> _What needs to be done_:
Type out the data exactly as given. Skip any image.

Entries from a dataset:
▬▬▬▬▬▬
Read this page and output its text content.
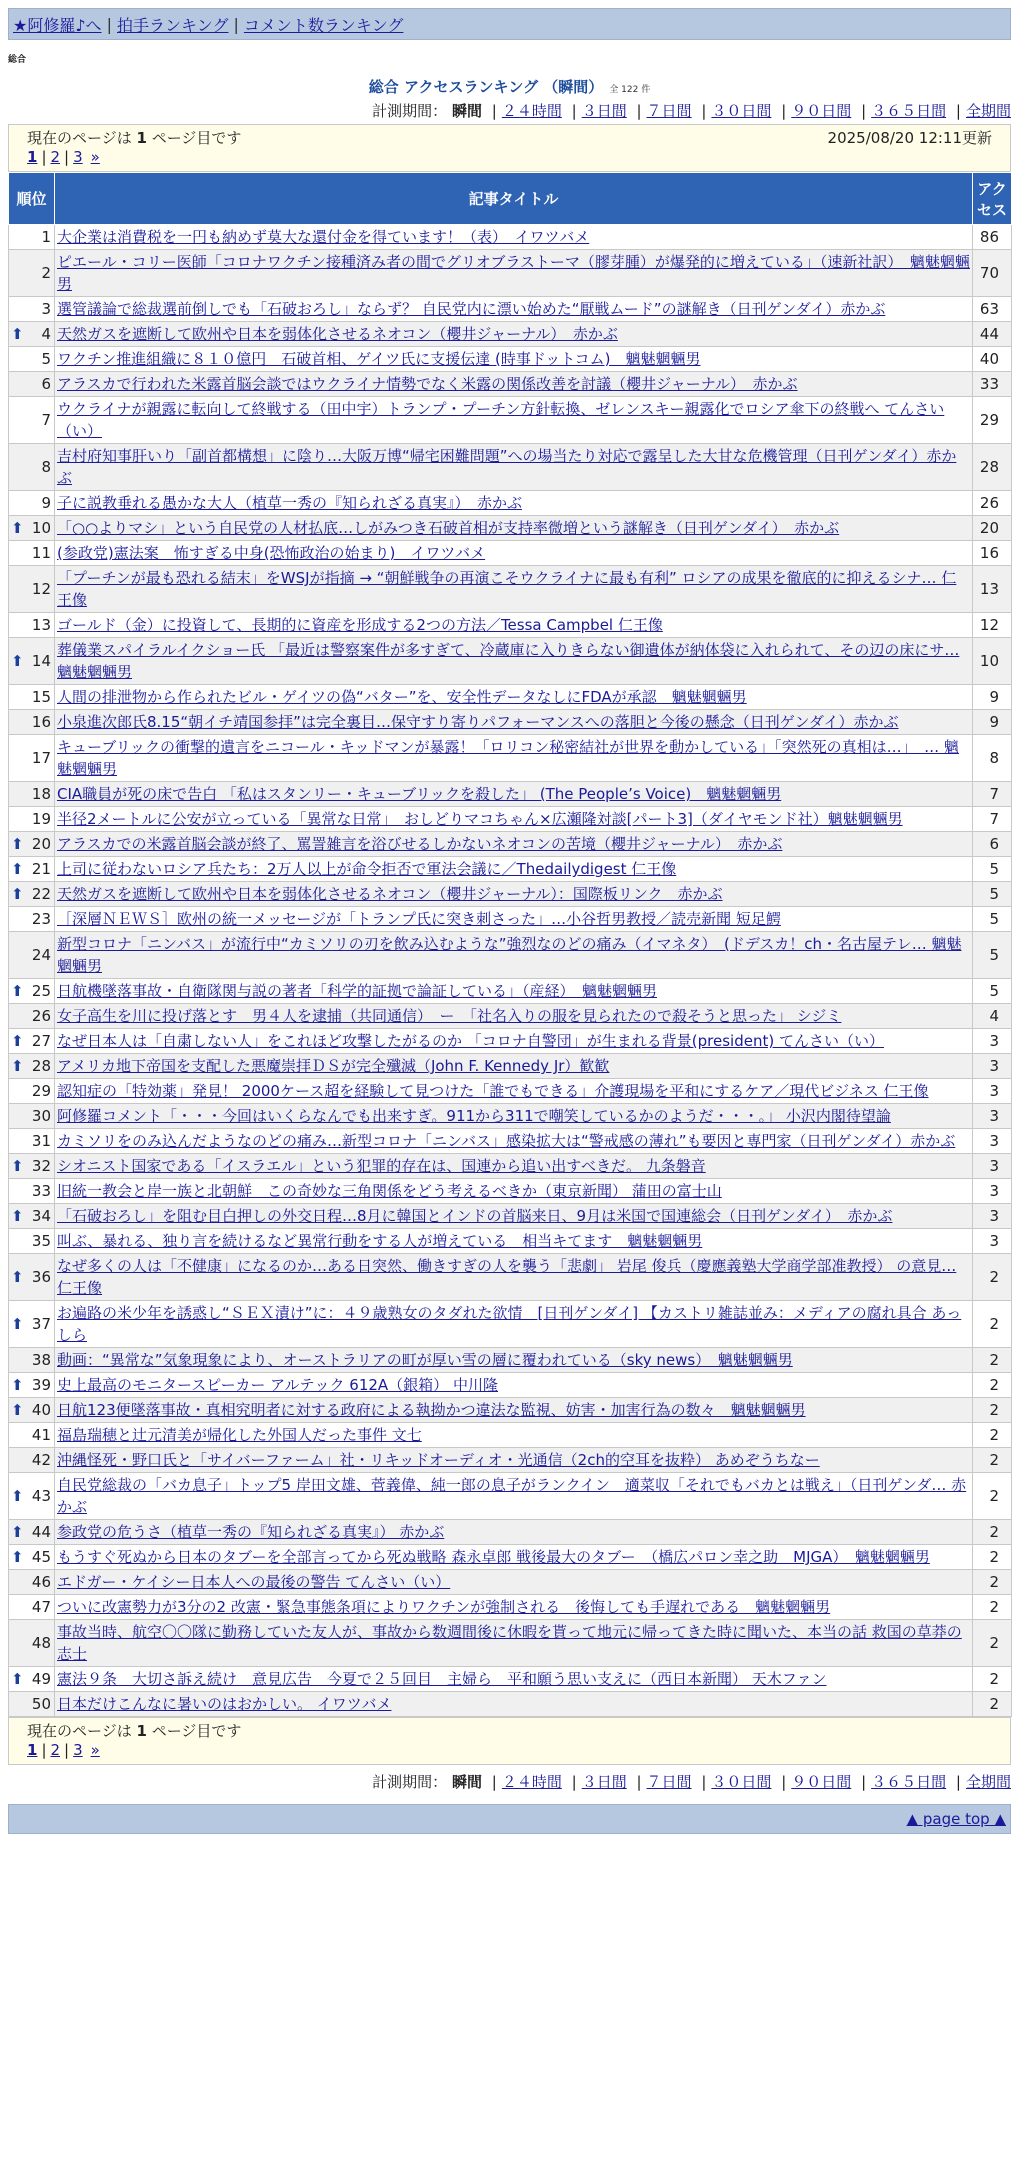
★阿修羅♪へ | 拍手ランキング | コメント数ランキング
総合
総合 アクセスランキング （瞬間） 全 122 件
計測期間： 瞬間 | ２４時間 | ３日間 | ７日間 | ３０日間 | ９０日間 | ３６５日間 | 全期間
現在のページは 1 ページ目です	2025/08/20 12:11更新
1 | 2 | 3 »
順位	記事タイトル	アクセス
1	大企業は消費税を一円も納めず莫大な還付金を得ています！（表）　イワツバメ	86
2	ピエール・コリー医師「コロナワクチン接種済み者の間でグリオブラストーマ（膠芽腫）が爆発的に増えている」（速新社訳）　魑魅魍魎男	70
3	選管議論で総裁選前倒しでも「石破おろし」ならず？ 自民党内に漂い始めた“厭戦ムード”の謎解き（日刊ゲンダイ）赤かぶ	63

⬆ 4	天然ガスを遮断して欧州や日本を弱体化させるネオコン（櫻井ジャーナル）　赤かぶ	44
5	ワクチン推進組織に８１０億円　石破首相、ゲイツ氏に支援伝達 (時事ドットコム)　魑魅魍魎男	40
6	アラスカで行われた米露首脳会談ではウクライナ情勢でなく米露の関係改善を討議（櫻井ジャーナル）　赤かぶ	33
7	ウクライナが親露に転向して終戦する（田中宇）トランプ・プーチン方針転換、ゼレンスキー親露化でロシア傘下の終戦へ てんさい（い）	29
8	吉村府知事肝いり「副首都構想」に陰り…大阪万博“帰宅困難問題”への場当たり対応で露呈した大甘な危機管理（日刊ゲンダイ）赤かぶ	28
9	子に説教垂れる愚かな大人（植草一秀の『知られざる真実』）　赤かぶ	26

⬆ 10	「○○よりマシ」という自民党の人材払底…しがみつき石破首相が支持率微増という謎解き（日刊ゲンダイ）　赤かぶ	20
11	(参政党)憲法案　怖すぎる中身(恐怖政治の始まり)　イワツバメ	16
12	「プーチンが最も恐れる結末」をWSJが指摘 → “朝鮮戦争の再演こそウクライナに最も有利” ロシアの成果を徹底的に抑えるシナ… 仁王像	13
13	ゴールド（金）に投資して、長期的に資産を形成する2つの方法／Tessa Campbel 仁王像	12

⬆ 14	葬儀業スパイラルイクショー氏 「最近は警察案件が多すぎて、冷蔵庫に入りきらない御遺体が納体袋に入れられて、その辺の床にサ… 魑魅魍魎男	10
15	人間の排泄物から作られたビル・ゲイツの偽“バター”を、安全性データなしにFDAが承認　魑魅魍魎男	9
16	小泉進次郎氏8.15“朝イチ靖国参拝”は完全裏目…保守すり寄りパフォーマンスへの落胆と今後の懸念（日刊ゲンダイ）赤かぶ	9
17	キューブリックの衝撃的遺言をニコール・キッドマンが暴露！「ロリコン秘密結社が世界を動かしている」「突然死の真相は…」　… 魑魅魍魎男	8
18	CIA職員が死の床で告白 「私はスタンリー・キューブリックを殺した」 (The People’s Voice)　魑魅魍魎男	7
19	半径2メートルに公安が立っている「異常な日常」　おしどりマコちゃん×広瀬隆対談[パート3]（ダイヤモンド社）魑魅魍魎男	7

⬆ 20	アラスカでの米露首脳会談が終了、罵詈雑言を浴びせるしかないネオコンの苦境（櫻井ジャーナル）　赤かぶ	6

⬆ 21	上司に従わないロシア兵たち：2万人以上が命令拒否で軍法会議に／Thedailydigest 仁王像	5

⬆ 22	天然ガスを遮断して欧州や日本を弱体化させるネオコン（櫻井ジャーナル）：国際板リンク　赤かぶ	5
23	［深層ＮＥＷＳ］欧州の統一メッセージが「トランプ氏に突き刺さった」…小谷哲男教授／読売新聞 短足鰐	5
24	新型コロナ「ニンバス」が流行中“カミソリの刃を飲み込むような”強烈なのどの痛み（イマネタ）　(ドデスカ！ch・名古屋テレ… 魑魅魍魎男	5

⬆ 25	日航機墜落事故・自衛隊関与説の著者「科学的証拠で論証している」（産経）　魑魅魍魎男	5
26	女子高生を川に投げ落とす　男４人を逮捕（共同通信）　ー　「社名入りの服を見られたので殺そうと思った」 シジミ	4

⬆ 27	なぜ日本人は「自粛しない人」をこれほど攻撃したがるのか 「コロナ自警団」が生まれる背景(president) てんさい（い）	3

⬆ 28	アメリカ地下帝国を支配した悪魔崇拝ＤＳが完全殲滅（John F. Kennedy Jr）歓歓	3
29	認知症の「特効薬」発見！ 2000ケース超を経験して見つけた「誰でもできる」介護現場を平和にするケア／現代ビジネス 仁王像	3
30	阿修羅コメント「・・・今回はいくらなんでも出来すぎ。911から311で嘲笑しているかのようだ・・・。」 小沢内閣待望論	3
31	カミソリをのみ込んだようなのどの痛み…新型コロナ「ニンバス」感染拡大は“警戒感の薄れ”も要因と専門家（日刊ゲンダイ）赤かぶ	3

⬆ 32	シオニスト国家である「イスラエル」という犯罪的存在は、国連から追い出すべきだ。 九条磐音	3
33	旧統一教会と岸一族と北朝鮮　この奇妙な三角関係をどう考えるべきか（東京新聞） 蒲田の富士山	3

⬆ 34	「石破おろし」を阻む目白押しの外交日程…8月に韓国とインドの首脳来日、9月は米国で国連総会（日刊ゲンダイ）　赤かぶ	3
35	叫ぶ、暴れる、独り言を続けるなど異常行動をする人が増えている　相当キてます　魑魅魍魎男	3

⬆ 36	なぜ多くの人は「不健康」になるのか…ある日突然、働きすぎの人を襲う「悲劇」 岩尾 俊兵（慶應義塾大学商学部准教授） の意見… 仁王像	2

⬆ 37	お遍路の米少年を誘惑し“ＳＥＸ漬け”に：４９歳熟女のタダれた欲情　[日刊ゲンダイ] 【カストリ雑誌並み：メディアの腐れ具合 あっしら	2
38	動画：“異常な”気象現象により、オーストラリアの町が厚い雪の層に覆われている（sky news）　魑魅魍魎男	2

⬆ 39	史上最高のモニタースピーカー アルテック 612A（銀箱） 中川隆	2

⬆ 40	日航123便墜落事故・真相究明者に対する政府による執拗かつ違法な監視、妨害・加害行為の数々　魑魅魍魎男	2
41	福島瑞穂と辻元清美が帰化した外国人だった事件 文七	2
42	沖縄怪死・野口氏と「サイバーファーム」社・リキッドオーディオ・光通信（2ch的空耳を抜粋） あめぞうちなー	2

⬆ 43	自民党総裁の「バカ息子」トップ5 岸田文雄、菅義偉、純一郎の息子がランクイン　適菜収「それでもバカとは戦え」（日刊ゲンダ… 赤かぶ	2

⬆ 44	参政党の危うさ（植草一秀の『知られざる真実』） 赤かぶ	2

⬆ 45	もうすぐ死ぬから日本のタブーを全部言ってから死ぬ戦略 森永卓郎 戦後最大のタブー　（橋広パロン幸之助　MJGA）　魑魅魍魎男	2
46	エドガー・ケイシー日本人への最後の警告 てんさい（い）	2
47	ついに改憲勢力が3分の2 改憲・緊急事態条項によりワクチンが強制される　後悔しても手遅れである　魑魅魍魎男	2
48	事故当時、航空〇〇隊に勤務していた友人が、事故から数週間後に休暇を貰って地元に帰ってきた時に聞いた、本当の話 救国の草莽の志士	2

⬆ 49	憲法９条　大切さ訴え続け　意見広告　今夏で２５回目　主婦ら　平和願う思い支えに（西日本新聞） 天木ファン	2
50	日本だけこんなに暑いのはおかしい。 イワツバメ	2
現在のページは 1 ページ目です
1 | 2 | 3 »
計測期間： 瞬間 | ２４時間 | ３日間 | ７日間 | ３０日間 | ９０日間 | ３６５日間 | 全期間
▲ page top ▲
▬▬▬▬▬▬
> _Solution for this exercise_:
Read this page and output its text content.
★阿修羅♪へ | 拍手ランキング | コメント数ランキング
総合
総合 アクセスランキング （瞬間） 全 122 件
計測期間： 瞬間 | ２４時間 | ３日間 | ７日間 | ３０日間 | ９０日間 | ３６５日間 | 全期間
現在のページは 1 ページ目です	2025/08/20 12:11更新
1 | 2 | 3 »
順位	記事タイトル	アクセス
1	大企業は消費税を一円も納めず莫大な還付金を得ています！（表）　イワツバメ	86
2	ピエール・コリー医師「コロナワクチン接種済み者の間でグリオブラストーマ（膠芽腫）が爆発的に増えている」（速新社訳）　魑魅魍魎男	70
3	選管議論で総裁選前倒しでも「石破おろし」ならず？ 自民党内に漂い始めた“厭戦ムード”の謎解き（日刊ゲンダイ）赤かぶ	63

⬆ 4	天然ガスを遮断して欧州や日本を弱体化させるネオコン（櫻井ジャーナル）　赤かぶ	44
5	ワクチン推進組織に８１０億円　石破首相、ゲイツ氏に支援伝達 (時事ドットコム)　魑魅魍魎男	40
6	アラスカで行われた米露首脳会談ではウクライナ情勢でなく米露の関係改善を討議（櫻井ジャーナル）　赤かぶ	33
7	ウクライナが親露に転向して終戦する（田中宇）トランプ・プーチン方針転換、ゼレンスキー親露化でロシア傘下の終戦へ てんさい（い）	29
8	吉村府知事肝いり「副首都構想」に陰り…大阪万博“帰宅困難問題”への場当たり対応で露呈した大甘な危機管理（日刊ゲンダイ）赤かぶ	28
9	子に説教垂れる愚かな大人（植草一秀の『知られざる真実』）　赤かぶ	26

⬆ 10	「○○よりマシ」という自民党の人材払底…しがみつき石破首相が支持率微増という謎解き（日刊ゲンダイ）　赤かぶ	20
11	(参政党)憲法案　怖すぎる中身(恐怖政治の始まり)　イワツバメ	16
12	「プーチンが最も恐れる結末」をWSJが指摘 → “朝鮮戦争の再演こそウクライナに最も有利” ロシアの成果を徹底的に抑えるシナ… 仁王像	13
13	ゴールド（金）に投資して、長期的に資産を形成する2つの方法／Tessa Campbel 仁王像	12

⬆ 14	葬儀業スパイラルイクショー氏 「最近は警察案件が多すぎて、冷蔵庫に入りきらない御遺体が納体袋に入れられて、その辺の床にサ… 魑魅魍魎男	10
15	人間の排泄物から作られたビル・ゲイツの偽“バター”を、安全性データなしにFDAが承認　魑魅魍魎男	9
16	小泉進次郎氏8.15“朝イチ靖国参拝”は完全裏目…保守すり寄りパフォーマンスへの落胆と今後の懸念（日刊ゲンダイ）赤かぶ	9
17	キューブリックの衝撃的遺言をニコール・キッドマンが暴露！「ロリコン秘密結社が世界を動かしている」「突然死の真相は…」　… 魑魅魍魎男	8
18	CIA職員が死の床で告白 「私はスタンリー・キューブリックを殺した」 (The People’s Voice)　魑魅魍魎男	7
19	半径2メートルに公安が立っている「異常な日常」　おしどりマコちゃん×広瀬隆対談[パート3]（ダイヤモンド社）魑魅魍魎男	7

⬆ 20	アラスカでの米露首脳会談が終了、罵詈雑言を浴びせるしかないネオコンの苦境（櫻井ジャーナル）　赤かぶ	6

⬆ 21	上司に従わないロシア兵たち：2万人以上が命令拒否で軍法会議に／Thedailydigest 仁王像	5

⬆ 22	天然ガスを遮断して欧州や日本を弱体化させるネオコン（櫻井ジャーナル）：国際板リンク　赤かぶ	5
23	［深層ＮＥＷＳ］欧州の統一メッセージが「トランプ氏に突き刺さった」…小谷哲男教授／読売新聞 短足鰐	5
24	新型コロナ「ニンバス」が流行中“カミソリの刃を飲み込むような”強烈なのどの痛み（イマネタ）　(ドデスカ！ch・名古屋テレ… 魑魅魍魎男	5

⬆ 25	日航機墜落事故・自衛隊関与説の著者「科学的証拠で論証している」（産経）　魑魅魍魎男	5
26	女子高生を川に投げ落とす　男４人を逮捕（共同通信）　ー　「社名入りの服を見られたので殺そうと思った」 シジミ	4

⬆ 27	なぜ日本人は「自粛しない人」をこれほど攻撃したがるのか 「コロナ自警団」が生まれる背景(president) てんさい（い）	3

⬆ 28	アメリカ地下帝国を支配した悪魔崇拝ＤＳが完全殲滅（John F. Kennedy Jr）歓歓	3
29	認知症の「特効薬」発見！ 2000ケース超を経験して見つけた「誰でもできる」介護現場を平和にするケア／現代ビジネス 仁王像	3
30	阿修羅コメント「・・・今回はいくらなんでも出来すぎ。911から311で嘲笑しているかのようだ・・・。」 小沢内閣待望論	3
31	カミソリをのみ込んだようなのどの痛み…新型コロナ「ニンバス」感染拡大は“警戒感の薄れ”も要因と専門家（日刊ゲンダイ）赤かぶ	3

⬆ 32	シオニスト国家である「イスラエル」という犯罪的存在は、国連から追い出すべきだ。 九条磐音	3
33	旧統一教会と岸一族と北朝鮮　この奇妙な三角関係をどう考えるべきか（東京新聞） 蒲田の富士山	3

⬆ 34	「石破おろし」を阻む目白押しの外交日程…8月に韓国とインドの首脳来日、9月は米国で国連総会（日刊ゲンダイ）　赤かぶ	3
35	叫ぶ、暴れる、独り言を続けるなど異常行動をする人が増えている　相当キてます　魑魅魍魎男	3

⬆ 36	なぜ多くの人は「不健康」になるのか…ある日突然、働きすぎの人を襲う「悲劇」 岩尾 俊兵（慶應義塾大学商学部准教授） の意見… 仁王像	2

⬆ 37	お遍路の米少年を誘惑し“ＳＥＸ漬け”に：４９歳熟女のタダれた欲情　[日刊ゲンダイ] 【カストリ雑誌並み：メディアの腐れ具合 あっしら	2
38	動画：“異常な”気象現象により、オーストラリアの町が厚い雪の層に覆われている（sky news）　魑魅魍魎男	2

⬆ 39	史上最高のモニタースピーカー アルテック 612A（銀箱） 中川隆	2

⬆ 40	日航123便墜落事故・真相究明者に対する政府による執拗かつ違法な監視、妨害・加害行為の数々　魑魅魍魎男	2
41	福島瑞穂と辻元清美が帰化した外国人だった事件 文七	2
42	沖縄怪死・野口氏と「サイバーファーム」社・リキッドオーディオ・光通信（2ch的空耳を抜粋） あめぞうちなー	2

⬆ 43	自民党総裁の「バカ息子」トップ5 岸田文雄、菅義偉、純一郎の息子がランクイン　適菜収「それでもバカとは戦え」（日刊ゲンダ… 赤かぶ	2

⬆ 44	参政党の危うさ（植草一秀の『知られざる真実』） 赤かぶ	2

⬆ 45	もうすぐ死ぬから日本のタブーを全部言ってから死ぬ戦略 森永卓郎 戦後最大のタブー　（橋広パロン幸之助　MJGA）　魑魅魍魎男	2
46	エドガー・ケイシー日本人への最後の警告 てんさい（い）	2
47	ついに改憲勢力が3分の2 改憲・緊急事態条項によりワクチンが強制される　後悔しても手遅れである　魑魅魍魎男	2
48	事故当時、航空〇〇隊に勤務していた友人が、事故から数週間後に休暇を貰って地元に帰ってきた時に聞いた、本当の話 救国の草莽の志士	2

⬆ 49	憲法９条　大切さ訴え続け　意見広告　今夏で２５回目　主婦ら　平和願う思い支えに（西日本新聞） 天木ファン	2
50	日本だけこんなに暑いのはおかしい。 イワツバメ	2
現在のページは 1 ページ目です
1 | 2 | 3 »
計測期間： 瞬間 | ２４時間 | ３日間 | ７日間 | ３０日間 | ９０日間 | ３６５日間 | 全期間
▲ page top ▲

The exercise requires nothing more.